## DIRECTIONS FOR THIS TASK
Give back the entire listing verbatim.

## SUPPLIED INFORMATION
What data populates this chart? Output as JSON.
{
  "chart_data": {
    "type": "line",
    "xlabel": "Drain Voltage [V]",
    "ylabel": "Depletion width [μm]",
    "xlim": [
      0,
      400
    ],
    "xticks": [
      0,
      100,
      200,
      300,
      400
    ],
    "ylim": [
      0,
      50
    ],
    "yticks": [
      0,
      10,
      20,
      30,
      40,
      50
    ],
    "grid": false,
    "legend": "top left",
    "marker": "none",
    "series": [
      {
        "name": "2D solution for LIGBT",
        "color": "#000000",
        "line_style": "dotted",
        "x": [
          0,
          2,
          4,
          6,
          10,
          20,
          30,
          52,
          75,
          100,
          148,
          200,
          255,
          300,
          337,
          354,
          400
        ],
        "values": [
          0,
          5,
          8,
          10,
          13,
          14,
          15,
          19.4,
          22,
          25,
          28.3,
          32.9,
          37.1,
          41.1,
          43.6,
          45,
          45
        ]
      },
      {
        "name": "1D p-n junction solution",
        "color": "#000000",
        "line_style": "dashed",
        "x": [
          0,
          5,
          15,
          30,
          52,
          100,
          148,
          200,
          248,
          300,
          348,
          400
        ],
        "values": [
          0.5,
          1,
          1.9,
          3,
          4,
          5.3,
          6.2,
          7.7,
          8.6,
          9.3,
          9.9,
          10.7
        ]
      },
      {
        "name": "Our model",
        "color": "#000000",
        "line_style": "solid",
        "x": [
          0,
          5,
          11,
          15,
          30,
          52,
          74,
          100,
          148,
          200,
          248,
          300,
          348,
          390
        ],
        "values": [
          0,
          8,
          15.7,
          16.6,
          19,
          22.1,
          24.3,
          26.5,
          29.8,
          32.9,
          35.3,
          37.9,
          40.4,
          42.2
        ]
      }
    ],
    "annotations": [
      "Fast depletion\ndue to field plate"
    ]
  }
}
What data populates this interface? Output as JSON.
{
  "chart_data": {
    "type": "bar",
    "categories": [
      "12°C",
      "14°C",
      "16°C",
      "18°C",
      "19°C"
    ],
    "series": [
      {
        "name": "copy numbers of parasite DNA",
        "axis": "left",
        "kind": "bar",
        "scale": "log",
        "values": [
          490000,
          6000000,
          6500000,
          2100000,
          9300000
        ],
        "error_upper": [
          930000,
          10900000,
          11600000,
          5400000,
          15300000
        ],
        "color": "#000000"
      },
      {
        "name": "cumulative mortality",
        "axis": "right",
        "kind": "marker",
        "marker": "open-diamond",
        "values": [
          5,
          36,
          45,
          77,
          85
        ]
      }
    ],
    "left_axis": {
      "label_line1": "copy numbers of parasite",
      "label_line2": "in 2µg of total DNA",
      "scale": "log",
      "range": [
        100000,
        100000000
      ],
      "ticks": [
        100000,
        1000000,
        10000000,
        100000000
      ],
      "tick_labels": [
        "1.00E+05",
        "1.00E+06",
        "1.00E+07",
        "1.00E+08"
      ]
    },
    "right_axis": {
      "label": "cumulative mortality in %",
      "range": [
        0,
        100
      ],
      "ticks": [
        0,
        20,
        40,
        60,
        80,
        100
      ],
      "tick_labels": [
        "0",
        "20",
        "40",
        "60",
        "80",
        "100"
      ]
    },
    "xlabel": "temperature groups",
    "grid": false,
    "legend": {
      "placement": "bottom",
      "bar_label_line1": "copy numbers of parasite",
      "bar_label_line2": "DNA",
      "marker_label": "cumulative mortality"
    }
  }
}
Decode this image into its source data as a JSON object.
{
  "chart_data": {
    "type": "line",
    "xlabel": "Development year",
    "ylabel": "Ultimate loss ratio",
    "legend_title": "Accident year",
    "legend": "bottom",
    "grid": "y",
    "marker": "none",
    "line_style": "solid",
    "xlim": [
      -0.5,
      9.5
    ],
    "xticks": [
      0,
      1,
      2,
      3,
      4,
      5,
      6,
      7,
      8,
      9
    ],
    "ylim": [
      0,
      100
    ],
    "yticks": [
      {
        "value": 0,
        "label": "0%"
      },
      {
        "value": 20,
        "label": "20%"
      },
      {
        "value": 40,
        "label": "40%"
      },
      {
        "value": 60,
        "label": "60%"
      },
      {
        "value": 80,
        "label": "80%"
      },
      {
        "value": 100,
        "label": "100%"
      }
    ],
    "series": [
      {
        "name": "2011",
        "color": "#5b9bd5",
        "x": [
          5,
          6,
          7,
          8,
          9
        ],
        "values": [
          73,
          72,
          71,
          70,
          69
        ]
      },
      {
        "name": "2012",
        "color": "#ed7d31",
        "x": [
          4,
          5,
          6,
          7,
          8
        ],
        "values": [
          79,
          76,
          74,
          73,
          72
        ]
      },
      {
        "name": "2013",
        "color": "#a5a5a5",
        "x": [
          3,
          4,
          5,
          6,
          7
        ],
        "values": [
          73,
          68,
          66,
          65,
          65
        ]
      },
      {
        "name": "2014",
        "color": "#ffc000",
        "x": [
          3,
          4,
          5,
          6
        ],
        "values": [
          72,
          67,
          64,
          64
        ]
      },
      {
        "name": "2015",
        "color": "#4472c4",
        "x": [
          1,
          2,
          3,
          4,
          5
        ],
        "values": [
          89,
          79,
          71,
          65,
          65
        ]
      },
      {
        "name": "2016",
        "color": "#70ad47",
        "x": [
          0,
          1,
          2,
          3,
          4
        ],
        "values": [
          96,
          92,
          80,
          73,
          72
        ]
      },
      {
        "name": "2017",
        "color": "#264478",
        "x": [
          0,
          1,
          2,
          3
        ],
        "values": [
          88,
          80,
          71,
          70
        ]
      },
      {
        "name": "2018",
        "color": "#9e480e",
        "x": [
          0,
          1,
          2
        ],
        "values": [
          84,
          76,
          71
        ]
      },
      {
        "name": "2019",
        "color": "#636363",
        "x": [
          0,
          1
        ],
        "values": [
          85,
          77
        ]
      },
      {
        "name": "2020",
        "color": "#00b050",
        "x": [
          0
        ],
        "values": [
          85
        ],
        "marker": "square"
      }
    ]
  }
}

## SOLUTION FOR THIS PROBLEM
What data populates this chart? Output as JSON.
{
  "chart_data": {
    "type": "line",
    "xlabel": "Drain Voltage [V]",
    "ylabel": "Depletion width [μm]",
    "xlim": [
      0,
      400
    ],
    "xticks": [
      0,
      100,
      200,
      300,
      400
    ],
    "ylim": [
      0,
      50
    ],
    "yticks": [
      0,
      10,
      20,
      30,
      40,
      50
    ],
    "grid": false,
    "legend": "top left",
    "marker": "none",
    "series": [
      {
        "name": "2D solution for LIGBT",
        "color": "#000000",
        "line_style": "dotted",
        "x": [
          0,
          2,
          4,
          6,
          10,
          20,
          30,
          52,
          75,
          100,
          148,
          200,
          255,
          300,
          337,
          354,
          400
        ],
        "values": [
          0,
          5,
          8,
          10,
          13,
          14,
          15,
          19.4,
          22,
          25,
          28.3,
          32.9,
          37.1,
          41.1,
          43.6,
          45,
          45
        ]
      },
      {
        "name": "1D p-n junction solution",
        "color": "#000000",
        "line_style": "dashed",
        "x": [
          0,
          5,
          15,
          30,
          52,
          100,
          148,
          200,
          248,
          300,
          348,
          400
        ],
        "values": [
          0.5,
          1,
          1.9,
          3,
          4,
          5.3,
          6.2,
          7.7,
          8.6,
          9.3,
          9.9,
          10.7
        ]
      },
      {
        "name": "Our model",
        "color": "#000000",
        "line_style": "solid",
        "x": [
          0,
          5,
          11,
          15,
          30,
          52,
          74,
          100,
          148,
          200,
          248,
          300,
          348,
          390
        ],
        "values": [
          0,
          8,
          15.7,
          16.6,
          19,
          22.1,
          24.3,
          26.5,
          29.8,
          32.9,
          35.3,
          37.9,
          40.4,
          42.2
        ]
      }
    ],
    "annotations": [
      "Fast depletion\ndue to field plate"
    ]
  }
}
What data populates this interface? Output as JSON.
{
  "chart_data": {
    "type": "bar",
    "categories": [
      "12°C",
      "14°C",
      "16°C",
      "18°C",
      "19°C"
    ],
    "series": [
      {
        "name": "copy numbers of parasite DNA",
        "axis": "left",
        "kind": "bar",
        "scale": "log",
        "values": [
          490000,
          6000000,
          6500000,
          2100000,
          9300000
        ],
        "error_upper": [
          930000,
          10900000,
          11600000,
          5400000,
          15300000
        ],
        "color": "#000000"
      },
      {
        "name": "cumulative mortality",
        "axis": "right",
        "kind": "marker",
        "marker": "open-diamond",
        "values": [
          5,
          36,
          45,
          77,
          85
        ]
      }
    ],
    "left_axis": {
      "label_line1": "copy numbers of parasite",
      "label_line2": "in 2µg of total DNA",
      "scale": "log",
      "range": [
        100000,
        100000000
      ],
      "ticks": [
        100000,
        1000000,
        10000000,
        100000000
      ],
      "tick_labels": [
        "1.00E+05",
        "1.00E+06",
        "1.00E+07",
        "1.00E+08"
      ]
    },
    "right_axis": {
      "label": "cumulative mortality in %",
      "range": [
        0,
        100
      ],
      "ticks": [
        0,
        20,
        40,
        60,
        80,
        100
      ],
      "tick_labels": [
        "0",
        "20",
        "40",
        "60",
        "80",
        "100"
      ]
    },
    "xlabel": "temperature groups",
    "grid": false,
    "legend": {
      "placement": "bottom",
      "bar_label_line1": "copy numbers of parasite",
      "bar_label_line2": "DNA",
      "marker_label": "cumulative mortality"
    }
  }
}
Decode this image into its source data as a JSON object.
{
  "chart_data": {
    "type": "line",
    "xlabel": "Development year",
    "ylabel": "Ultimate loss ratio",
    "legend_title": "Accident year",
    "legend": "bottom",
    "grid": "y",
    "marker": "none",
    "line_style": "solid",
    "xlim": [
      -0.5,
      9.5
    ],
    "xticks": [
      0,
      1,
      2,
      3,
      4,
      5,
      6,
      7,
      8,
      9
    ],
    "ylim": [
      0,
      100
    ],
    "yticks": [
      {
        "value": 0,
        "label": "0%"
      },
      {
        "value": 20,
        "label": "20%"
      },
      {
        "value": 40,
        "label": "40%"
      },
      {
        "value": 60,
        "label": "60%"
      },
      {
        "value": 80,
        "label": "80%"
      },
      {
        "value": 100,
        "label": "100%"
      }
    ],
    "series": [
      {
        "name": "2011",
        "color": "#5b9bd5",
        "x": [
          5,
          6,
          7,
          8,
          9
        ],
        "values": [
          73,
          72,
          71,
          70,
          69
        ]
      },
      {
        "name": "2012",
        "color": "#ed7d31",
        "x": [
          4,
          5,
          6,
          7,
          8
        ],
        "values": [
          79,
          76,
          74,
          73,
          72
        ]
      },
      {
        "name": "2013",
        "color": "#a5a5a5",
        "x": [
          3,
          4,
          5,
          6,
          7
        ],
        "values": [
          73,
          68,
          66,
          65,
          65
        ]
      },
      {
        "name": "2014",
        "color": "#ffc000",
        "x": [
          3,
          4,
          5,
          6
        ],
        "values": [
          72,
          67,
          64,
          64
        ]
      },
      {
        "name": "2015",
        "color": "#4472c4",
        "x": [
          1,
          2,
          3,
          4,
          5
        ],
        "values": [
          89,
          79,
          71,
          65,
          65
        ]
      },
      {
        "name": "2016",
        "color": "#70ad47",
        "x": [
          0,
          1,
          2,
          3,
          4
        ],
        "values": [
          96,
          92,
          80,
          73,
          72
        ]
      },
      {
        "name": "2017",
        "color": "#264478",
        "x": [
          0,
          1,
          2,
          3
        ],
        "values": [
          88,
          80,
          71,
          70
        ]
      },
      {
        "name": "2018",
        "color": "#9e480e",
        "x": [
          0,
          1,
          2
        ],
        "values": [
          84,
          76,
          71
        ]
      },
      {
        "name": "2019",
        "color": "#636363",
        "x": [
          0,
          1
        ],
        "values": [
          85,
          77
        ]
      },
      {
        "name": "2020",
        "color": "#00b050",
        "x": [
          0
        ],
        "values": [
          85
        ],
        "marker": "square"
      }
    ]
  }
}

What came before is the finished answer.